GIVEN EXERCISE: Please print all of the material below, word for word.

RECORDS FOR THIS TASK:
*****

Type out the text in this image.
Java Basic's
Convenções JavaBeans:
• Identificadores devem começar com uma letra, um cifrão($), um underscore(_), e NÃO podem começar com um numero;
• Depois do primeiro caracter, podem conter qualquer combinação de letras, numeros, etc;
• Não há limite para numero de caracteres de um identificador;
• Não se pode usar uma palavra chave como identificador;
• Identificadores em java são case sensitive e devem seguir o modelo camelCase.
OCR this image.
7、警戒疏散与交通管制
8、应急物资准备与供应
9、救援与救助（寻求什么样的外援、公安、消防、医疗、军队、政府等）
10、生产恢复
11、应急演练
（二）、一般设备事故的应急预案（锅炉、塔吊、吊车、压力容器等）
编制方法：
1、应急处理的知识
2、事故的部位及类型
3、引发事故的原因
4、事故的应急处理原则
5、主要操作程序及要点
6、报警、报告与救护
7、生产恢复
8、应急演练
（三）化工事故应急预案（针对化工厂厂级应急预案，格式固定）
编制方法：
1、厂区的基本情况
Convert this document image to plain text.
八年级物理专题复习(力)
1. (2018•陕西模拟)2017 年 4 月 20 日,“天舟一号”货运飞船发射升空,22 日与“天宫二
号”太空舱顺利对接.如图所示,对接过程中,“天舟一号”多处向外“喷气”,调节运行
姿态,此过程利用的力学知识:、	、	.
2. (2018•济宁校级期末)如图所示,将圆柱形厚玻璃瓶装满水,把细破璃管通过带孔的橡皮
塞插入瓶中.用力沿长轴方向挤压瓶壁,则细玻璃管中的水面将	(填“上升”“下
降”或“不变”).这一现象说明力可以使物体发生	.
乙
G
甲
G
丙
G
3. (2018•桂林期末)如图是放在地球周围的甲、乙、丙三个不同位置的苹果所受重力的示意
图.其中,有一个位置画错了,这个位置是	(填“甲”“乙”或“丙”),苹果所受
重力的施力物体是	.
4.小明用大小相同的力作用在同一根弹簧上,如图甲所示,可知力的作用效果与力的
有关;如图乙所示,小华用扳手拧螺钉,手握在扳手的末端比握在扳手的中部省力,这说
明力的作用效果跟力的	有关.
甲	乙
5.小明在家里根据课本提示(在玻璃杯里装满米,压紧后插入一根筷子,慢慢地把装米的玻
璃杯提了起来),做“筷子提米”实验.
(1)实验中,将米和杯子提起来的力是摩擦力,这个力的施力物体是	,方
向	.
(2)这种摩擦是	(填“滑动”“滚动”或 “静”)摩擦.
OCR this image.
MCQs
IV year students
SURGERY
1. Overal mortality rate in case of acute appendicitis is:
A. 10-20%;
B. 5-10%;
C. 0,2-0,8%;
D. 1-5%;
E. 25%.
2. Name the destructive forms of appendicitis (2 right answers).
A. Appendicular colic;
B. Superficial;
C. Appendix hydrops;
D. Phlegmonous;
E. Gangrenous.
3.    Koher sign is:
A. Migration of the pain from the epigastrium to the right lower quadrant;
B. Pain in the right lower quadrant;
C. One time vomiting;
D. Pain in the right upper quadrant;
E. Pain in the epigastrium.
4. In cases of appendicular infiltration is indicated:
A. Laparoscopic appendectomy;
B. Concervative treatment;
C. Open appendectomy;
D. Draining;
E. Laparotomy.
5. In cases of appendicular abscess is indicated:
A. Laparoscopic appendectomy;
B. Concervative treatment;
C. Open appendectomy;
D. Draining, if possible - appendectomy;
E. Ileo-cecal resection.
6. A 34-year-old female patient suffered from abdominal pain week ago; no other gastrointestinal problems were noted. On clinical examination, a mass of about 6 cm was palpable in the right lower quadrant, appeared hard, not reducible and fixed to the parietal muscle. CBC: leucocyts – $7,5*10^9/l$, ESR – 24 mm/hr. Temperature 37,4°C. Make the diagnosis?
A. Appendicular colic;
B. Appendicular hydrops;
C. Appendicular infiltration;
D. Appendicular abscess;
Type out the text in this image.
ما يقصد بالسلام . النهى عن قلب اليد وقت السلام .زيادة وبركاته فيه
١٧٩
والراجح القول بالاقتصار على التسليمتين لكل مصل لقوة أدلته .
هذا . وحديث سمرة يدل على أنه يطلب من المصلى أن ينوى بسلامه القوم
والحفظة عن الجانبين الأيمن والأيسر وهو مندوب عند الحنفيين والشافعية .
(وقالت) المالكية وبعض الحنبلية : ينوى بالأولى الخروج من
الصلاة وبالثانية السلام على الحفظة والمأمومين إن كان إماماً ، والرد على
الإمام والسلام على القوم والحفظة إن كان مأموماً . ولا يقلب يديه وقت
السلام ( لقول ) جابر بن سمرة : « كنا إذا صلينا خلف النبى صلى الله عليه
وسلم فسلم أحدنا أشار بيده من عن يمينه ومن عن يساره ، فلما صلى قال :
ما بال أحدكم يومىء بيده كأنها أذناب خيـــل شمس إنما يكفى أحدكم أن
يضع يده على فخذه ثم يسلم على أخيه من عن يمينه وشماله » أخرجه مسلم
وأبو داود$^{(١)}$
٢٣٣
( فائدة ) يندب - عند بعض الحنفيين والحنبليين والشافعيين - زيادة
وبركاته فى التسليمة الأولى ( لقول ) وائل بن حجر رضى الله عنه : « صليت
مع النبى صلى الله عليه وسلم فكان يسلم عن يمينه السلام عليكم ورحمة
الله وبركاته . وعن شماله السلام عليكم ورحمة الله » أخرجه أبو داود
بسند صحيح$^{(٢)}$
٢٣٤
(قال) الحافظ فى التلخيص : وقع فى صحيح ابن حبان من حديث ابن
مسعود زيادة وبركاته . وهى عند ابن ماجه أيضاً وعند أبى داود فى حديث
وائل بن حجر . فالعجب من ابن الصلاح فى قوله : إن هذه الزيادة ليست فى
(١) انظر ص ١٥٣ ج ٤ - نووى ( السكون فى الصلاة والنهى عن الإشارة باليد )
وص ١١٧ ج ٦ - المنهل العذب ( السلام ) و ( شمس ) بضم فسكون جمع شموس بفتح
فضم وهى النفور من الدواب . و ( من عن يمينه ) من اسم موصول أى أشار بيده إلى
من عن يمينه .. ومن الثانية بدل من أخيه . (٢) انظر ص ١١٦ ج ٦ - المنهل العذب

*****

SOLUTION BELOW:
Type out the text in this image.
Java Basic's
Convenções JavaBeans:
• Identificadores devem começar com uma letra, um cifrão($), um underscore(_), e NÃO podem começar com um numero;
• Depois do primeiro caracter, podem conter qualquer combinação de letras, numeros, etc;
• Não há limite para numero de caracteres de um identificador;
• Não se pode usar uma palavra chave como identificador;
• Identificadores em java são case sensitive e devem seguir o modelo camelCase.
OCR this image.
7、警戒疏散与交通管制
8、应急物资准备与供应
9、救援与救助（寻求什么样的外援、公安、消防、医疗、军队、政府等）
10、生产恢复
11、应急演练
（二）、一般设备事故的应急预案（锅炉、塔吊、吊车、压力容器等）
编制方法：
1、应急处理的知识
2、事故的部位及类型
3、引发事故的原因
4、事故的应急处理原则
5、主要操作程序及要点
6、报警、报告与救护
7、生产恢复
8、应急演练
（三）化工事故应急预案（针对化工厂厂级应急预案，格式固定）
编制方法：
1、厂区的基本情况
Convert this document image to plain text.
八年级物理专题复习(力)
1. (2018•陕西模拟)2017 年 4 月 20 日,“天舟一号”货运飞船发射升空,22 日与“天宫二
号”太空舱顺利对接.如图所示,对接过程中,“天舟一号”多处向外“喷气”,调节运行
姿态,此过程利用的力学知识:、	、	.
2. (2018•济宁校级期末)如图所示,将圆柱形厚玻璃瓶装满水,把细破璃管通过带孔的橡皮
塞插入瓶中.用力沿长轴方向挤压瓶壁,则细玻璃管中的水面将	(填“上升”“下
降”或“不变”).这一现象说明力可以使物体发生	.
乙
G
甲
G
丙
G
3. (2018•桂林期末)如图是放在地球周围的甲、乙、丙三个不同位置的苹果所受重力的示意
图.其中,有一个位置画错了,这个位置是	(填“甲”“乙”或“丙”),苹果所受
重力的施力物体是	.
4.小明用大小相同的力作用在同一根弹簧上,如图甲所示,可知力的作用效果与力的
有关;如图乙所示,小华用扳手拧螺钉,手握在扳手的末端比握在扳手的中部省力,这说
明力的作用效果跟力的	有关.
甲	乙
5.小明在家里根据课本提示(在玻璃杯里装满米,压紧后插入一根筷子,慢慢地把装米的玻
璃杯提了起来),做“筷子提米”实验.
(1)实验中,将米和杯子提起来的力是摩擦力,这个力的施力物体是	,方
向	.
(2)这种摩擦是	(填“滑动”“滚动”或 “静”)摩擦.
OCR this image.
MCQs
IV year students
SURGERY
1. Overal mortality rate in case of acute appendicitis is:
A. 10-20%;
B. 5-10%;
C. 0,2-0,8%;
D. 1-5%;
E. 25%.
2. Name the destructive forms of appendicitis (2 right answers).
A. Appendicular colic;
B. Superficial;
C. Appendix hydrops;
D. Phlegmonous;
E. Gangrenous.
3.    Koher sign is:
A. Migration of the pain from the epigastrium to the right lower quadrant;
B. Pain in the right lower quadrant;
C. One time vomiting;
D. Pain in the right upper quadrant;
E. Pain in the epigastrium.
4. In cases of appendicular infiltration is indicated:
A. Laparoscopic appendectomy;
B. Concervative treatment;
C. Open appendectomy;
D. Draining;
E. Laparotomy.
5. In cases of appendicular abscess is indicated:
A. Laparoscopic appendectomy;
B. Concervative treatment;
C. Open appendectomy;
D. Draining, if possible - appendectomy;
E. Ileo-cecal resection.
6. A 34-year-old female patient suffered from abdominal pain week ago; no other gastrointestinal problems were noted. On clinical examination, a mass of about 6 cm was palpable in the right lower quadrant, appeared hard, not reducible and fixed to the parietal muscle. CBC: leucocyts – $7,5*10^9/l$, ESR – 24 mm/hr. Temperature 37,4°C. Make the diagnosis?
A. Appendicular colic;
B. Appendicular hydrops;
C. Appendicular infiltration;
D. Appendicular abscess;
Type out the text in this image.
ما يقصد بالسلام . النهى عن قلب اليد وقت السلام .زيادة وبركاته فيه
١٧٩
والراجح القول بالاقتصار على التسليمتين لكل مصل لقوة أدلته .
هذا . وحديث سمرة يدل على أنه يطلب من المصلى أن ينوى بسلامه القوم
والحفظة عن الجانبين الأيمن والأيسر وهو مندوب عند الحنفيين والشافعية .
(وقالت) المالكية وبعض الحنبلية : ينوى بالأولى الخروج من
الصلاة وبالثانية السلام على الحفظة والمأمومين إن كان إماماً ، والرد على
الإمام والسلام على القوم والحفظة إن كان مأموماً . ولا يقلب يديه وقت
السلام ( لقول ) جابر بن سمرة : « كنا إذا صلينا خلف النبى صلى الله عليه
وسلم فسلم أحدنا أشار بيده من عن يمينه ومن عن يساره ، فلما صلى قال :
ما بال أحدكم يومىء بيده كأنها أذناب خيـــل شمس إنما يكفى أحدكم أن
يضع يده على فخذه ثم يسلم على أخيه من عن يمينه وشماله » أخرجه مسلم
وأبو داود$^{(١)}$
٢٣٣
( فائدة ) يندب - عند بعض الحنفيين والحنبليين والشافعيين - زيادة
وبركاته فى التسليمة الأولى ( لقول ) وائل بن حجر رضى الله عنه : « صليت
مع النبى صلى الله عليه وسلم فكان يسلم عن يمينه السلام عليكم ورحمة
الله وبركاته . وعن شماله السلام عليكم ورحمة الله » أخرجه أبو داود
بسند صحيح$^{(٢)}$
٢٣٤
(قال) الحافظ فى التلخيص : وقع فى صحيح ابن حبان من حديث ابن
مسعود زيادة وبركاته . وهى عند ابن ماجه أيضاً وعند أبى داود فى حديث
وائل بن حجر . فالعجب من ابن الصلاح فى قوله : إن هذه الزيادة ليست فى
(١) انظر ص ١٥٣ ج ٤ - نووى ( السكون فى الصلاة والنهى عن الإشارة باليد )
وص ١١٧ ج ٦ - المنهل العذب ( السلام ) و ( شمس ) بضم فسكون جمع شموس بفتح
فضم وهى النفور من الدواب . و ( من عن يمينه ) من اسم موصول أى أشار بيده إلى
من عن يمينه .. ومن الثانية بدل من أخيه . (٢) انظر ص ١١٦ ج ٦ - المنهل العذب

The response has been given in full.